[Stored data]
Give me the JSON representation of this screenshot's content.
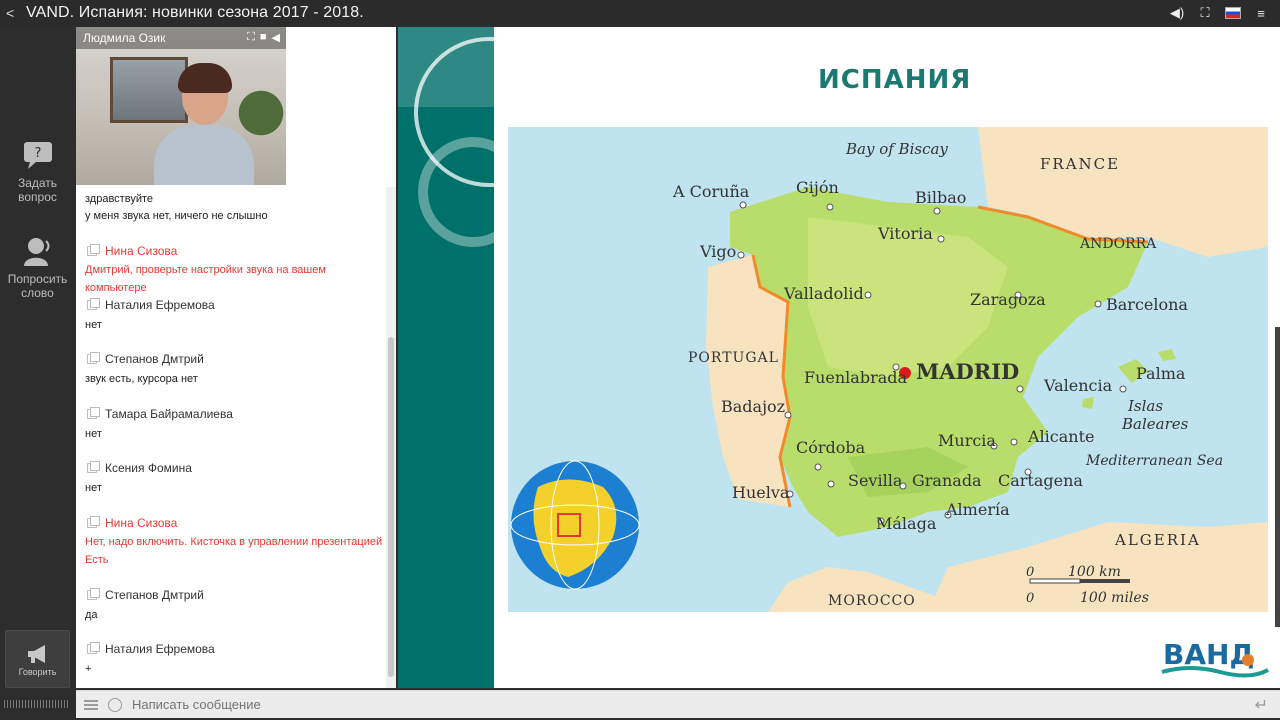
{
  "window": {
    "title": "VAND. Испания: новинки сезона 2017 - 2018."
  },
  "rail": {
    "ask": {
      "line1": "Задать",
      "line2": "вопрос"
    },
    "speak_request": {
      "line1": "Попросить",
      "line2": "слово"
    },
    "speak": "Говорить"
  },
  "video": {
    "presenter": "Людмила Озик"
  },
  "chat": {
    "messages": [
      {
        "author": "",
        "text": "здравствуйте"
      },
      {
        "author": "",
        "text": "у меня звука нет, ничего не слышно"
      },
      {
        "author": "Нина Сизова",
        "text": "Дмитрий, проверьте настройки звука на вашем компьютере",
        "highlight": true
      },
      {
        "author": "Наталия Ефремова",
        "text": "нет"
      },
      {
        "author": "Степанов Дмтрий",
        "text": "звук есть, курсора нет"
      },
      {
        "author": "Тамара Байрамалиева",
        "text": "нет"
      },
      {
        "author": "Ксения Фомина",
        "text": "нет"
      },
      {
        "author": "Нина Сизова",
        "text": "Нет, надо включить. Кисточка в управлении презентацией",
        "text2": "Есть",
        "highlight": true
      },
      {
        "author": "Степанов Дмтрий",
        "text": "да"
      },
      {
        "author": "Наталия Ефремова",
        "text": "+"
      }
    ],
    "input_placeholder": "Написать сообщение"
  },
  "slide": {
    "title": "ИСПАНИЯ",
    "map_labels": {
      "bay": "Bay of Biscay",
      "france": "FRANCE",
      "andorra": "ANDORRA",
      "portugal": "PORTUGAL",
      "algeria": "ALGERIA",
      "morocco": "MOROCCO",
      "med": "Mediterranean Sea",
      "islas": "Islas",
      "baleares": "Baleares",
      "capital": "MADRID",
      "cities": [
        "A Coruña",
        "Gijón",
        "Bilbao",
        "Vitoria",
        "Vigo",
        "Valladolid",
        "Zaragoza",
        "Barcelona",
        "Fuenlabrada",
        "Valencia",
        "Palma",
        "Badajoz",
        "Córdoba",
        "Murcia",
        "Alicante",
        "Sevilla",
        "Granada",
        "Cartagena",
        "Huelva",
        "Almería",
        "Málaga"
      ],
      "scale_km": "100 km",
      "scale_mi": "100 miles",
      "scale_zero": "0"
    },
    "logo": "ВАНД"
  }
}
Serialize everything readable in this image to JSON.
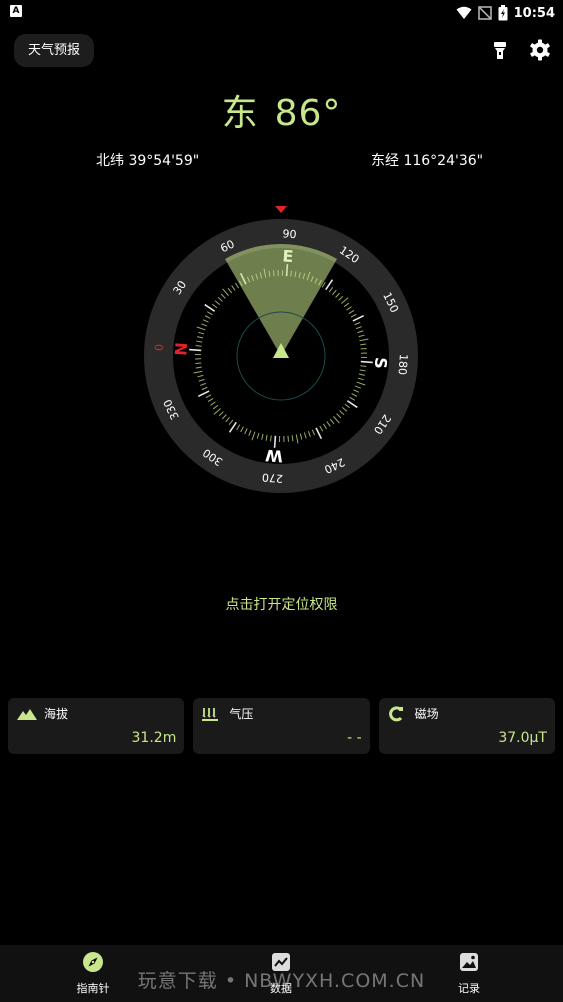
{
  "status_bar": {
    "time": "10:54"
  },
  "header": {
    "weather_button": "天气预报"
  },
  "heading": {
    "direction": "东",
    "degrees": "86°"
  },
  "coords": {
    "latitude": "北纬 39°54'59\"",
    "longitude": "东经 116°24'36\""
  },
  "compass": {
    "bearing_deg": 86,
    "ring_numbers": [
      "0",
      "30",
      "60",
      "90",
      "120",
      "150",
      "180",
      "210",
      "240",
      "270",
      "300",
      "330"
    ],
    "cardinals": {
      "north": "N",
      "east": "E",
      "south": "S",
      "west": "W"
    }
  },
  "permission": {
    "text": "点击打开定位权限"
  },
  "cards": [
    {
      "label": "海拔",
      "value": "31.2m",
      "icon": "mountain-icon"
    },
    {
      "label": "气压",
      "value": "- -",
      "icon": "pressure-icon"
    },
    {
      "label": "磁场",
      "value": "37.0μT",
      "icon": "magnet-icon"
    }
  ],
  "nav": [
    {
      "label": "指南针",
      "icon": "compass-icon"
    },
    {
      "label": "数据",
      "icon": "chart-icon"
    },
    {
      "label": "记录",
      "icon": "image-icon"
    }
  ],
  "watermark": "玩意下载 • NBWYXH.COM.CN",
  "colors": {
    "accent": "#c8e68c",
    "north": "#e0242b",
    "card_bg": "#1a1a1a"
  }
}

*What to do*
Using the entries above, find all lines with "this". Copy them.

*Task solution*
Give me the JSON representation of this screenshot's content.
Serialize everything readable in this image to JSON.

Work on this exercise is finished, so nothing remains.